INVERSNAID (GREAT POETRY WORKSHOP)

Gerard manley Hopkins

 
THIS darksome burn, horseback brown,

His rollrock highroad roaring down,

In coop and in comb the fleece of his foam

Flutes and low to the lake falls home.

 
A windpuff-bonnet of fáwn-fróth
        
Turns and twindles over the broth

Of a pool so pitchblack, féll-frówning,

It rounds and rounds Despair to drowning.

 
Degged with dew, dappled with dew

Are the groins of the braes that the brook treads through,
        
Wiry heathpacks, flitches of fern,

And the beadbonny ash that sits over the burn.

 
What would the world be, once bereft

Of wet and of wildness? Let them be left,

O let them be left, wildness and wet;
        
Long live the weeds and the wilderness yet.

Style / type: 
Structured: Western
Last few words: 
For me this was a poem that went against the norm, he wasn't liked at all at first, until people like me read him, and we romped away on the rhythm and the unusual use of words that gave it its onomatopoeic character, and great character in the images that jogged the mind into seeing in a different way the burns and meadows. A richness of expression that was new, and I feel will always have an element of newness, individual. Ann-Nordic cloud
Editing stage: 

Comments

Great choice! If you compare GM Hopkins & John Clare's nature poems, they both have this amazing ability to observe the characteristics inherent in nature. This piece is so rendolent of the wildness still left in places in Scotland. Other places around the world have pockets left too. In this piece he demands that we don't 'tidy' nature up...leave some of it to be untamed. The irony is, much of the british countryside has been 'managed' by farmers and tamed over many centuries.

TASK A :: Return the passage of the Inversnaid poem page that starts at "Degged with dew, dappled" and ends at "over the burn.", copied word for word.

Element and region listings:
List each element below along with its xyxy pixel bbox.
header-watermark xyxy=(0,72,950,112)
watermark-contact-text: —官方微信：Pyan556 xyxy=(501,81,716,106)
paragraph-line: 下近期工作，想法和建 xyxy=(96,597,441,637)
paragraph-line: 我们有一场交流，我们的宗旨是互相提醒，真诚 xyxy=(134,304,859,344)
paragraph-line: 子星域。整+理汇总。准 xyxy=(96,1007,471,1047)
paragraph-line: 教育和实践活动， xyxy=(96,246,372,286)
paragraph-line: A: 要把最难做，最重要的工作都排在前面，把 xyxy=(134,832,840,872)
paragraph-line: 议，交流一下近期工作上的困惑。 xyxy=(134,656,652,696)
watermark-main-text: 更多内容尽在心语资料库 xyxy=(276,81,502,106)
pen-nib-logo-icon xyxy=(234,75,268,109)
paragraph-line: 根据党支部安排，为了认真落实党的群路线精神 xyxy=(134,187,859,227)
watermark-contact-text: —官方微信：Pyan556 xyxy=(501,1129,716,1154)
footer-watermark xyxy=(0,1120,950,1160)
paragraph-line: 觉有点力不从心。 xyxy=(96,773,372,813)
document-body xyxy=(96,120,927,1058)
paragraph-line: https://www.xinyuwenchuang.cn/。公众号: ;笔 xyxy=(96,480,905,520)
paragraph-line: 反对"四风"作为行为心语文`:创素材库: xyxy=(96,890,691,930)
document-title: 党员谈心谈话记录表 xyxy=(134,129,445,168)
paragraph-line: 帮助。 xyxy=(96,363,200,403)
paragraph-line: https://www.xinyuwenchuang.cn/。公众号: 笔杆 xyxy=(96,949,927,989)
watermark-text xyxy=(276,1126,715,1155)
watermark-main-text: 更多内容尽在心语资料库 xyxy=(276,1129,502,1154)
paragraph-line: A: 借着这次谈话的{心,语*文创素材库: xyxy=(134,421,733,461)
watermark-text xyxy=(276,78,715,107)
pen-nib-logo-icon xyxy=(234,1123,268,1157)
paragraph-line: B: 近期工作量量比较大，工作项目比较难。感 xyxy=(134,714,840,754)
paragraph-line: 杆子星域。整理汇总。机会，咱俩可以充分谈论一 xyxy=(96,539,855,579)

TASK B :: List every line in the records that contains the string "icon".

FULL ANSWER A ::
Degged with dew, dappled with dew

Are the groins of the braes that the brook treads through,
        
Wiry heathpacks, flitches of fern,

And the beadbonny ash that sits over the burn.

FULL ANSWER B ::
pen-nib-logo-icon xyxy=(234,75,268,109)
pen-nib-logo-icon xyxy=(234,1123,268,1157)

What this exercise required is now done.